> _WHAT YOU NEED TO DO_:
Please list each line in the records below that contains the string "Sibmacher". Case counts.

[Saved entries]
★ ★ ★ ★

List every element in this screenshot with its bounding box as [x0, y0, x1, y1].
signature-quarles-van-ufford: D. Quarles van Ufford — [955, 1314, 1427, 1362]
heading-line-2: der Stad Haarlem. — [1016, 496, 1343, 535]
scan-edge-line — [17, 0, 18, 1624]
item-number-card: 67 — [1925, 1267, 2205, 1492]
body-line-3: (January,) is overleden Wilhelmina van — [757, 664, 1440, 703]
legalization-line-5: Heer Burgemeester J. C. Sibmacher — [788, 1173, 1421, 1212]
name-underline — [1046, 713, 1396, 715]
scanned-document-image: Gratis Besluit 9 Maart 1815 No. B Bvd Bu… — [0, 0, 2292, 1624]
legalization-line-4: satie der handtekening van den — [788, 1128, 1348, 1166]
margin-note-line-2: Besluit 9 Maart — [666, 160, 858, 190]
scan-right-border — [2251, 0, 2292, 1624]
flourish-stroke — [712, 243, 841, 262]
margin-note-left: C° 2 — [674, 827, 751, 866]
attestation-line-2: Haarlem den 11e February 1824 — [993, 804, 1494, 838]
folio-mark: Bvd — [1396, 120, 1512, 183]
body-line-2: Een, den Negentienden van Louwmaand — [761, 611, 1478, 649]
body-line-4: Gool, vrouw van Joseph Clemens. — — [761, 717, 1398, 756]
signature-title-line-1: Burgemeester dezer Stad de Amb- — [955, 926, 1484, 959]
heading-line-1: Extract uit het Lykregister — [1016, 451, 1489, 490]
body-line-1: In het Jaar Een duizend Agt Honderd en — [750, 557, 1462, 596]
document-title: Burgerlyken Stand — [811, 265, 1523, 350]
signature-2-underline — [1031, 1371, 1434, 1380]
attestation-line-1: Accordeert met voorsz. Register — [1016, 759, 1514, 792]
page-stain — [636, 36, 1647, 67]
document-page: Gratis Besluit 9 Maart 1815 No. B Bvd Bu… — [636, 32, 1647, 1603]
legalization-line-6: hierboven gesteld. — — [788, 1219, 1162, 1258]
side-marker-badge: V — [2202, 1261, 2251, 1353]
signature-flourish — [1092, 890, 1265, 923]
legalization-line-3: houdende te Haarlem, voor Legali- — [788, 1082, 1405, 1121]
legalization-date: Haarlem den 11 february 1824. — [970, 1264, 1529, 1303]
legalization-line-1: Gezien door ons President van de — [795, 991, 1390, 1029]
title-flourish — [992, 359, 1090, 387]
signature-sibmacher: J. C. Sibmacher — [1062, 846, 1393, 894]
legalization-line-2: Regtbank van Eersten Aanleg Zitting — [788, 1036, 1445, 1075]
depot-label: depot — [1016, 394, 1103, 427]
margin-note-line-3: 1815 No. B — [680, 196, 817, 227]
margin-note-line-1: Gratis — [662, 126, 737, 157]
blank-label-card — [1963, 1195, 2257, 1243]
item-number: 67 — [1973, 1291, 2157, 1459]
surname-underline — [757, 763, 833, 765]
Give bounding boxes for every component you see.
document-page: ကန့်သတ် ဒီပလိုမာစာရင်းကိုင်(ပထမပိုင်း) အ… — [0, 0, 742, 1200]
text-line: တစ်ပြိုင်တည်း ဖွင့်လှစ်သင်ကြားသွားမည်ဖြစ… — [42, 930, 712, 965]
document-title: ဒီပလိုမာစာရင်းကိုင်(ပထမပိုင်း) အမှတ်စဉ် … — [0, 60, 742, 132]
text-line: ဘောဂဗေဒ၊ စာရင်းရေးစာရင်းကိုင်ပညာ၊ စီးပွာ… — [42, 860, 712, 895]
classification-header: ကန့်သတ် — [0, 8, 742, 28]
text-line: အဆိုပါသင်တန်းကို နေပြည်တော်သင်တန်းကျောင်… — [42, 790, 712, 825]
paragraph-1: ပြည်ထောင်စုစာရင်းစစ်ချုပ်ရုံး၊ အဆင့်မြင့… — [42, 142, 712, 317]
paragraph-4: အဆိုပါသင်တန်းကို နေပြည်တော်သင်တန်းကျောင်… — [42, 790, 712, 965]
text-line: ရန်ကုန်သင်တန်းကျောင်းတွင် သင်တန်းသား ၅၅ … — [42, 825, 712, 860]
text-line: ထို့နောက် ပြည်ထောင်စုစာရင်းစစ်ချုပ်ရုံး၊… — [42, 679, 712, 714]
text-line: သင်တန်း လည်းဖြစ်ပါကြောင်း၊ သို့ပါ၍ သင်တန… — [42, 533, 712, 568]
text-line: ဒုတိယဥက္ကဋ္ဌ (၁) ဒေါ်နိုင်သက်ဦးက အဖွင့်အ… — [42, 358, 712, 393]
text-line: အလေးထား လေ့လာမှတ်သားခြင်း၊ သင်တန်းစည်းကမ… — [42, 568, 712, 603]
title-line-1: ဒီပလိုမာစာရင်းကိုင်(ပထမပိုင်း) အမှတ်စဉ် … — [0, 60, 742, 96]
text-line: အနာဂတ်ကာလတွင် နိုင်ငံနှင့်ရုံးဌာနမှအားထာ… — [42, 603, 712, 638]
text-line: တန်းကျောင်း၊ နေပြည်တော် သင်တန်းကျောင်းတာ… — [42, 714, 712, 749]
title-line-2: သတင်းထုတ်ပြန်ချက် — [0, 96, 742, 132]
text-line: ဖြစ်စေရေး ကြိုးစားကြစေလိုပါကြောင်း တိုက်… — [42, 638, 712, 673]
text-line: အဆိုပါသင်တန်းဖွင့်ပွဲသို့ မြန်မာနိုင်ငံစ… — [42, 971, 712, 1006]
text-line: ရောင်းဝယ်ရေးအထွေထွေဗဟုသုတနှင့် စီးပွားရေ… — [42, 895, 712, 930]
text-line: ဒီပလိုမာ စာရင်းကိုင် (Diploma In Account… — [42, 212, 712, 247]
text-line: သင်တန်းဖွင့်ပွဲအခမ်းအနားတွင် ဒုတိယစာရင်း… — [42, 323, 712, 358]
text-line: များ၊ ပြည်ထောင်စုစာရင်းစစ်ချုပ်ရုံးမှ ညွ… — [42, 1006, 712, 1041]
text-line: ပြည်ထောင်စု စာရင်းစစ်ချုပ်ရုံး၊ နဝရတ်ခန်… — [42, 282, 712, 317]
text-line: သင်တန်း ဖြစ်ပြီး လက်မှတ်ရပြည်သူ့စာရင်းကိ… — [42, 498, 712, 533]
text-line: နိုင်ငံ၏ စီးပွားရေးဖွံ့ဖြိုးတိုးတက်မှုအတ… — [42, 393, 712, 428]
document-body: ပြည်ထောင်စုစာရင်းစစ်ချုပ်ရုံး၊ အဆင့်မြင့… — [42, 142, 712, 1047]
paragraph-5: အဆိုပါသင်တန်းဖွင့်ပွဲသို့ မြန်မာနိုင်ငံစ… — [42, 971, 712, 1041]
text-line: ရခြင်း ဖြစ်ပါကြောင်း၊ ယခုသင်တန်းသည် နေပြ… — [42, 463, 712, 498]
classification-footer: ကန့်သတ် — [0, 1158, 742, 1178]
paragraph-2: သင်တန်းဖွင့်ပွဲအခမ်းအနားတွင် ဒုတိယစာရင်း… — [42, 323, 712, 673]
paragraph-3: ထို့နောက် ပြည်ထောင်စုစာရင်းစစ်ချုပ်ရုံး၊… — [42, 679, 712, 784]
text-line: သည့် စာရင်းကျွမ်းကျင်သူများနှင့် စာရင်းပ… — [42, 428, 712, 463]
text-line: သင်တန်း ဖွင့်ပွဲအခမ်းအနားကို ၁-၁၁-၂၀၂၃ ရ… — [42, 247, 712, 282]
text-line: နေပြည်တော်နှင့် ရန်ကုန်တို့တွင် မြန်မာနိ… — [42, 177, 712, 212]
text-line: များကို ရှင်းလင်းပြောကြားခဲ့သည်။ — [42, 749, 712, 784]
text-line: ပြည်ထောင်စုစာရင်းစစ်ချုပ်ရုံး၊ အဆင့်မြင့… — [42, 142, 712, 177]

★ ★ ★ ★

> _TASK RESULT_:
legalization-line-5: Heer Burgemeester J. C. Sibmacher — [788, 1173, 1421, 1212]
signature-sibmacher: J. C. Sibmacher — [1062, 846, 1393, 894]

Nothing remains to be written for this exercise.